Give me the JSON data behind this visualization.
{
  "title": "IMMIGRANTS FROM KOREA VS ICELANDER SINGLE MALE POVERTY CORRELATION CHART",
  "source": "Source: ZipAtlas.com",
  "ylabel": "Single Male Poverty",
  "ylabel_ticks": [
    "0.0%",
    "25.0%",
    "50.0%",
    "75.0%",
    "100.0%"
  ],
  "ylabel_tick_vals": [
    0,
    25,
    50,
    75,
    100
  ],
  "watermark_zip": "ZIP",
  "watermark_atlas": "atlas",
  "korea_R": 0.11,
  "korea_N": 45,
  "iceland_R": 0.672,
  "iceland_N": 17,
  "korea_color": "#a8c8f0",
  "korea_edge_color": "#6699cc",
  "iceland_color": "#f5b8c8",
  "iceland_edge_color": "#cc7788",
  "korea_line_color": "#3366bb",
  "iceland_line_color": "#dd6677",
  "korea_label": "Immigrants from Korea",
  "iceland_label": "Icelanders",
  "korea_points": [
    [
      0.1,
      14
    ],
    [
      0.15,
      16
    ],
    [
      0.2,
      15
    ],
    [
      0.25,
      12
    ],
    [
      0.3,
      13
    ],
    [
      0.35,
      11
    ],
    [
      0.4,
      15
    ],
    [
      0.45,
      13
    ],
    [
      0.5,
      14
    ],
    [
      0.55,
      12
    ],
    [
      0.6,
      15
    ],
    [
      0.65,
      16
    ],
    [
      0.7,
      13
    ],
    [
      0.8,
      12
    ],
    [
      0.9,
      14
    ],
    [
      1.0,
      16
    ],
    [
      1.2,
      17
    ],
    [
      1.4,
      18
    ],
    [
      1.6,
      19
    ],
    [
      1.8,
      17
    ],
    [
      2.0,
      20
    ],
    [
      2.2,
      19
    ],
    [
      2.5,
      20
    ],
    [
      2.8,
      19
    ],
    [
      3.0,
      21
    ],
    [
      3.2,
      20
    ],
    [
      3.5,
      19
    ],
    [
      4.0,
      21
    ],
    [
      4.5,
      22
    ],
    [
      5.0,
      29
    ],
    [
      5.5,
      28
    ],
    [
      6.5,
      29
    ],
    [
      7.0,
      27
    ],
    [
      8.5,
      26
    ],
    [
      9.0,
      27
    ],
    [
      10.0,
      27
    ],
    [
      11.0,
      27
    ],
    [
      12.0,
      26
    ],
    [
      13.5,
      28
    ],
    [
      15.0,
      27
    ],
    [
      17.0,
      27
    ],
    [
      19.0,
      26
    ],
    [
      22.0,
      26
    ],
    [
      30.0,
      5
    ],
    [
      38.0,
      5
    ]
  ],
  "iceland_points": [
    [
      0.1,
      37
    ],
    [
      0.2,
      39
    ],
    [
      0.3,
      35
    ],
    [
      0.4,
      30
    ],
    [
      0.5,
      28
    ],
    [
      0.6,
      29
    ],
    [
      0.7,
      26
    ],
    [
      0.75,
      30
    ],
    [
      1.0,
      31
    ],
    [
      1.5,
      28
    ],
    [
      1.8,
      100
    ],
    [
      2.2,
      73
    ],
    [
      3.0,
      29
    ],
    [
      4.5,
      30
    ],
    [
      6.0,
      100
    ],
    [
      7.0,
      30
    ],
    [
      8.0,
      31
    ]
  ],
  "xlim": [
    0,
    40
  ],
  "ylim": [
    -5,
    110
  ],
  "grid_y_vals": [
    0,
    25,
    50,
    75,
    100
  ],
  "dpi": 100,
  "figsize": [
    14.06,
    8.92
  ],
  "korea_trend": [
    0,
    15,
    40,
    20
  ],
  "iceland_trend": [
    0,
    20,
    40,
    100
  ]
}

*****

Please reproduce each record precisely as written.

[FULL SOLUTION]:
Give me the JSON data behind this visualization.
{
  "title": "IMMIGRANTS FROM KOREA VS ICELANDER SINGLE MALE POVERTY CORRELATION CHART",
  "source": "Source: ZipAtlas.com",
  "ylabel": "Single Male Poverty",
  "ylabel_ticks": [
    "0.0%",
    "25.0%",
    "50.0%",
    "75.0%",
    "100.0%"
  ],
  "ylabel_tick_vals": [
    0,
    25,
    50,
    75,
    100
  ],
  "watermark_zip": "ZIP",
  "watermark_atlas": "atlas",
  "korea_R": 0.11,
  "korea_N": 45,
  "iceland_R": 0.672,
  "iceland_N": 17,
  "korea_color": "#a8c8f0",
  "korea_edge_color": "#6699cc",
  "iceland_color": "#f5b8c8",
  "iceland_edge_color": "#cc7788",
  "korea_line_color": "#3366bb",
  "iceland_line_color": "#dd6677",
  "korea_label": "Immigrants from Korea",
  "iceland_label": "Icelanders",
  "korea_points": [
    [
      0.1,
      14
    ],
    [
      0.15,
      16
    ],
    [
      0.2,
      15
    ],
    [
      0.25,
      12
    ],
    [
      0.3,
      13
    ],
    [
      0.35,
      11
    ],
    [
      0.4,
      15
    ],
    [
      0.45,
      13
    ],
    [
      0.5,
      14
    ],
    [
      0.55,
      12
    ],
    [
      0.6,
      15
    ],
    [
      0.65,
      16
    ],
    [
      0.7,
      13
    ],
    [
      0.8,
      12
    ],
    [
      0.9,
      14
    ],
    [
      1.0,
      16
    ],
    [
      1.2,
      17
    ],
    [
      1.4,
      18
    ],
    [
      1.6,
      19
    ],
    [
      1.8,
      17
    ],
    [
      2.0,
      20
    ],
    [
      2.2,
      19
    ],
    [
      2.5,
      20
    ],
    [
      2.8,
      19
    ],
    [
      3.0,
      21
    ],
    [
      3.2,
      20
    ],
    [
      3.5,
      19
    ],
    [
      4.0,
      21
    ],
    [
      4.5,
      22
    ],
    [
      5.0,
      29
    ],
    [
      5.5,
      28
    ],
    [
      6.5,
      29
    ],
    [
      7.0,
      27
    ],
    [
      8.5,
      26
    ],
    [
      9.0,
      27
    ],
    [
      10.0,
      27
    ],
    [
      11.0,
      27
    ],
    [
      12.0,
      26
    ],
    [
      13.5,
      28
    ],
    [
      15.0,
      27
    ],
    [
      17.0,
      27
    ],
    [
      19.0,
      26
    ],
    [
      22.0,
      26
    ],
    [
      30.0,
      5
    ],
    [
      38.0,
      5
    ]
  ],
  "iceland_points": [
    [
      0.1,
      37
    ],
    [
      0.2,
      39
    ],
    [
      0.3,
      35
    ],
    [
      0.4,
      30
    ],
    [
      0.5,
      28
    ],
    [
      0.6,
      29
    ],
    [
      0.7,
      26
    ],
    [
      0.75,
      30
    ],
    [
      1.0,
      31
    ],
    [
      1.5,
      28
    ],
    [
      1.8,
      100
    ],
    [
      2.2,
      73
    ],
    [
      3.0,
      29
    ],
    [
      4.5,
      30
    ],
    [
      6.0,
      100
    ],
    [
      7.0,
      30
    ],
    [
      8.0,
      31
    ]
  ],
  "xlim": [
    0,
    40
  ],
  "ylim": [
    -5,
    110
  ],
  "grid_y_vals": [
    0,
    25,
    50,
    75,
    100
  ],
  "dpi": 100,
  "figsize": [
    14.06,
    8.92
  ],
  "korea_trend": [
    0,
    15,
    40,
    20
  ],
  "iceland_trend": [
    0,
    20,
    40,
    100
  ]
}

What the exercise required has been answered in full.